### EXERCISE TASK
In the copy, keep every record exact and leave out all images.
■ ■ ■ ■
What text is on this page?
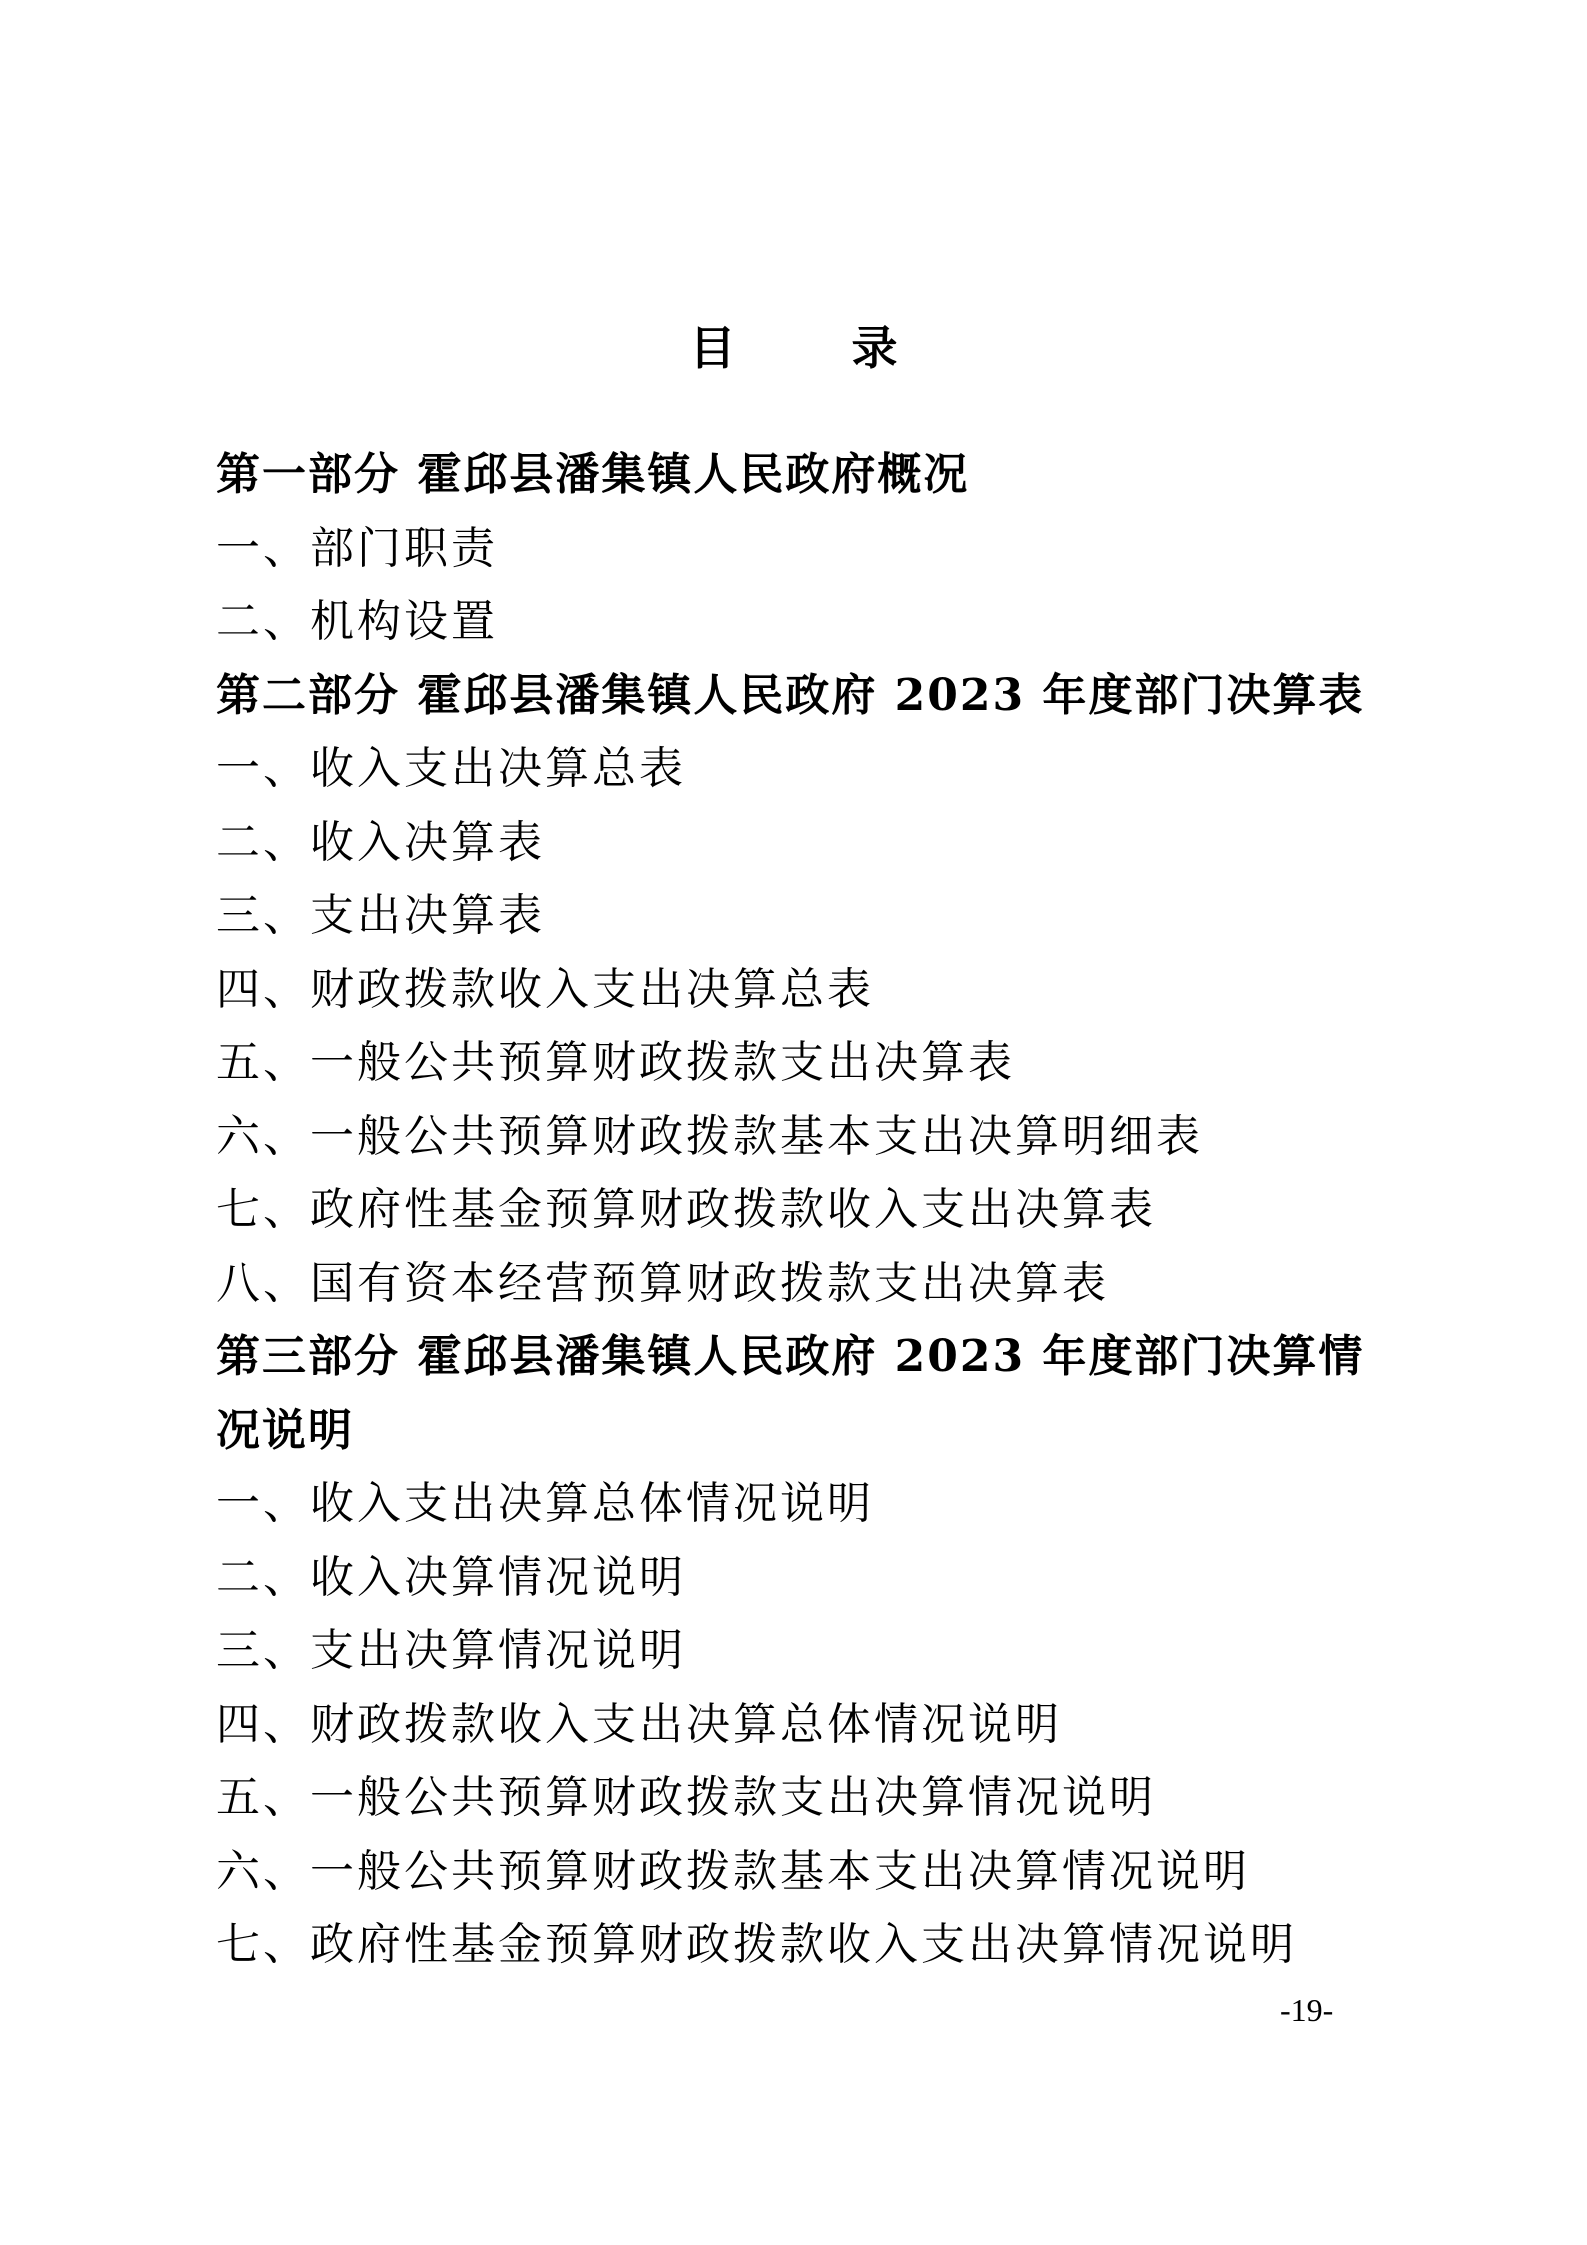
目 录
第一部分 霍邱县潘集镇人民政府概况
一、部门职责
二、机构设置
第二部分 霍邱县潘集镇人民政府 2023 年度部门决算表
一、收入支出决算总表
二、收入决算表
三、支出决算表
四、财政拨款收入支出决算总表
五、一般公共预算财政拨款支出决算表
六、一般公共预算财政拨款基本支出决算明细表
七、政府性基金预算财政拨款收入支出决算表
八、国有资本经营预算财政拨款支出决算表
第三部分 霍邱县潘集镇人民政府 2023 年度部门决算情
况说明
一、收入支出决算总体情况说明
二、收入决算情况说明
三、支出决算情况说明
四、财政拨款收入支出决算总体情况说明
五、一般公共预算财政拨款支出决算情况说明
六、一般公共预算财政拨款基本支出决算情况说明
七、政府性基金预算财政拨款收入支出决算情况说明
-19-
■ ■ ■ ■
### RESPONSE TO THE TASK
What text is on this page?
目 录
第一部分 霍邱县潘集镇人民政府概况
一、部门职责
二、机构设置
第二部分 霍邱县潘集镇人民政府 2023 年度部门决算表
一、收入支出决算总表
二、收入决算表
三、支出决算表
四、财政拨款收入支出决算总表
五、一般公共预算财政拨款支出决算表
六、一般公共预算财政拨款基本支出决算明细表
七、政府性基金预算财政拨款收入支出决算表
八、国有资本经营预算财政拨款支出决算表
第三部分 霍邱县潘集镇人民政府 2023 年度部门决算情
况说明
一、收入支出决算总体情况说明
二、收入决算情况说明
三、支出决算情况说明
四、财政拨款收入支出决算总体情况说明
五、一般公共预算财政拨款支出决算情况说明
六、一般公共预算财政拨款基本支出决算情况说明
七、政府性基金预算财政拨款收入支出决算情况说明
-19-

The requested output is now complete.